## Start

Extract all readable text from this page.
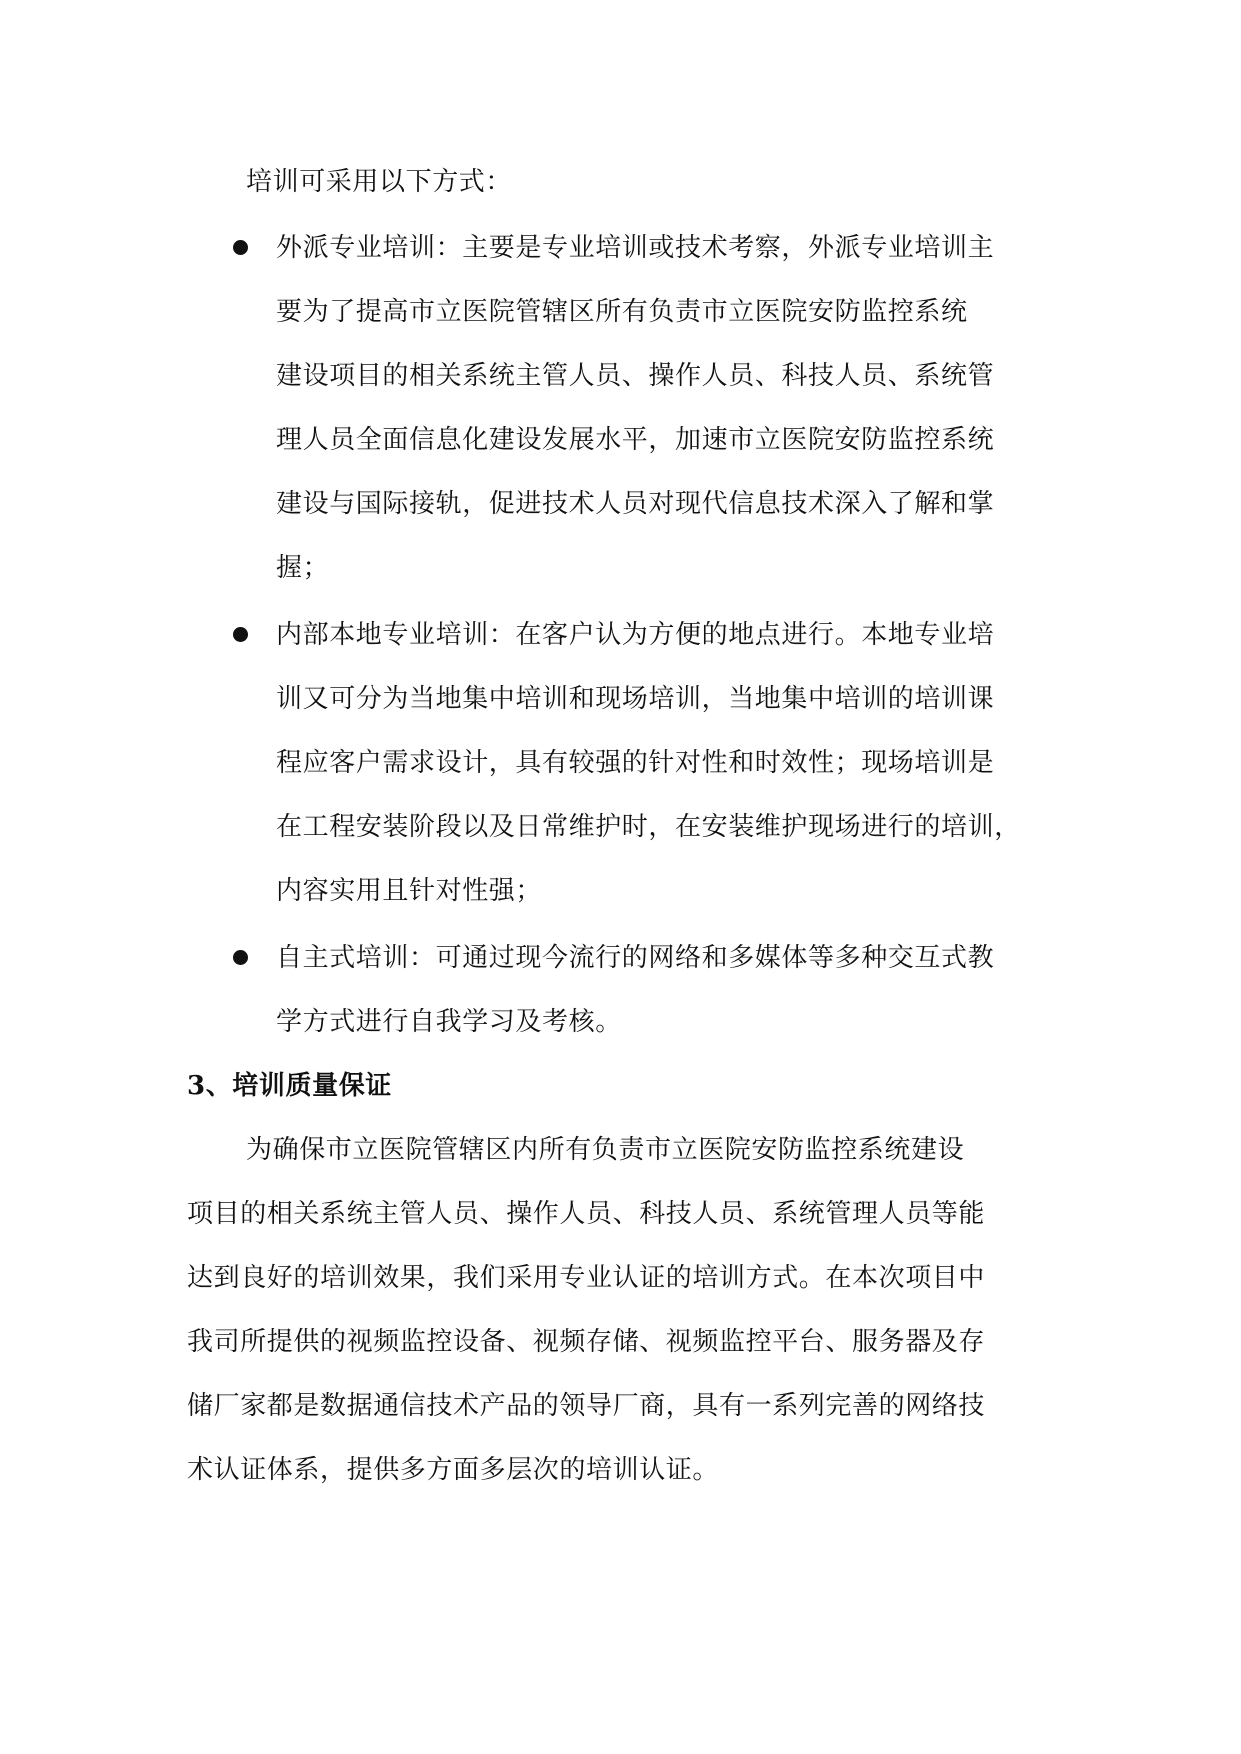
培训可采用以下方式：
外派专业培训：主要是专业培训或技术考察，外派专业培训主
要为了提高市立医院管辖区所有负责市立医院安防监控系统
建设项目的相关系统主管人员、操作人员、科技人员、系统管
理人员全面信息化建设发展水平，加速市立医院安防监控系统
建设与国际接轨，促进技术人员对现代信息技术深入了解和掌
握；
内部本地专业培训：在客户认为方便的地点进行。本地专业培
训又可分为当地集中培训和现场培训，当地集中培训的培训课
程应客户需求设计，具有较强的针对性和时效性；现场培训是
在工程安装阶段以及日常维护时，在安装维护现场进行的培训，
内容实用且针对性强；
自主式培训：可通过现今流行的网络和多媒体等多种交互式教
学方式进行自我学习及考核。
3、培训质量保证
为确保市立医院管辖区内所有负责市立医院安防监控系统建设
项目的相关系统主管人员、操作人员、科技人员、系统管理人员等能
达到良好的培训效果，我们采用专业认证的培训方式。在本次项目中
我司所提供的视频监控设备、视频存储、视频监控平台、服务器及存
储厂家都是数据通信技术产品的领导厂商，具有一系列完善的网络技
术认证体系，提供多方面多层次的培训认证。
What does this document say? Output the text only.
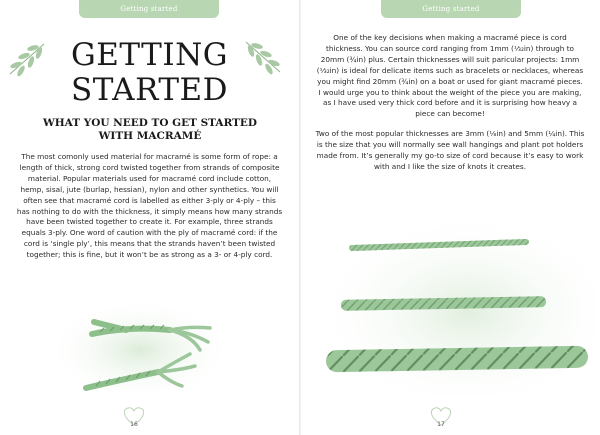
Getting started
GETTING
STARTED
WHAT YOU NEED TO GET STARTED WITH MACRAMÉ
The most comonly used material for macramé is some form of rope: a length of thick, strong cord twisted together from strands of composite material. Popular materials used for macramé cord include cotton, hemp, sisal, jute (burlap, hessian), nylon and other synthetics. You will often see that macramé cord is labelled as either 3-ply or 4-ply – this has nothing to do with the thickness, it simply means how many strands have been twisted together to create it. For example, three strands equals 3-ply. One word of caution with the ply of macramé cord: if the cord is ‘single ply’, this means that the strands haven’t been twisted together; this is fine, but it won’t be as strong as a 3- or 4-ply cord.
$_{16}$
Getting started

One of the key decisions when making a macramé piece is cord thickness. You can source cord ranging from 1mm (¹⁄₃₂in) through to 20mm (¾in) plus. Certain thicknesses will suit paricular projects: 1mm (¹⁄₃₂in) is ideal for delicate items such as bracelets or necklaces, whereas you might find 20mm (¾in) on a boat or used for giant macramé pieces. I would urge you to think about the weight of the piece you are making, as I have used very thick cord before and it is surprising how heavy a piece can become!

Two of the most popular thicknesses are 3mm (⅛in) and 5mm (¼in). This is the size that you will normally see wall hangings and plant pot holders made from. It’s generally my go-to size of cord because it’s easy to work with and I like the size of knots it creates.

$_{17}$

## End

Stated task: Check each line of the records for the word "text", and show the lines that contain it.

Response to the task:
Extract all readable text from this page.
What does this document say? Output the text only.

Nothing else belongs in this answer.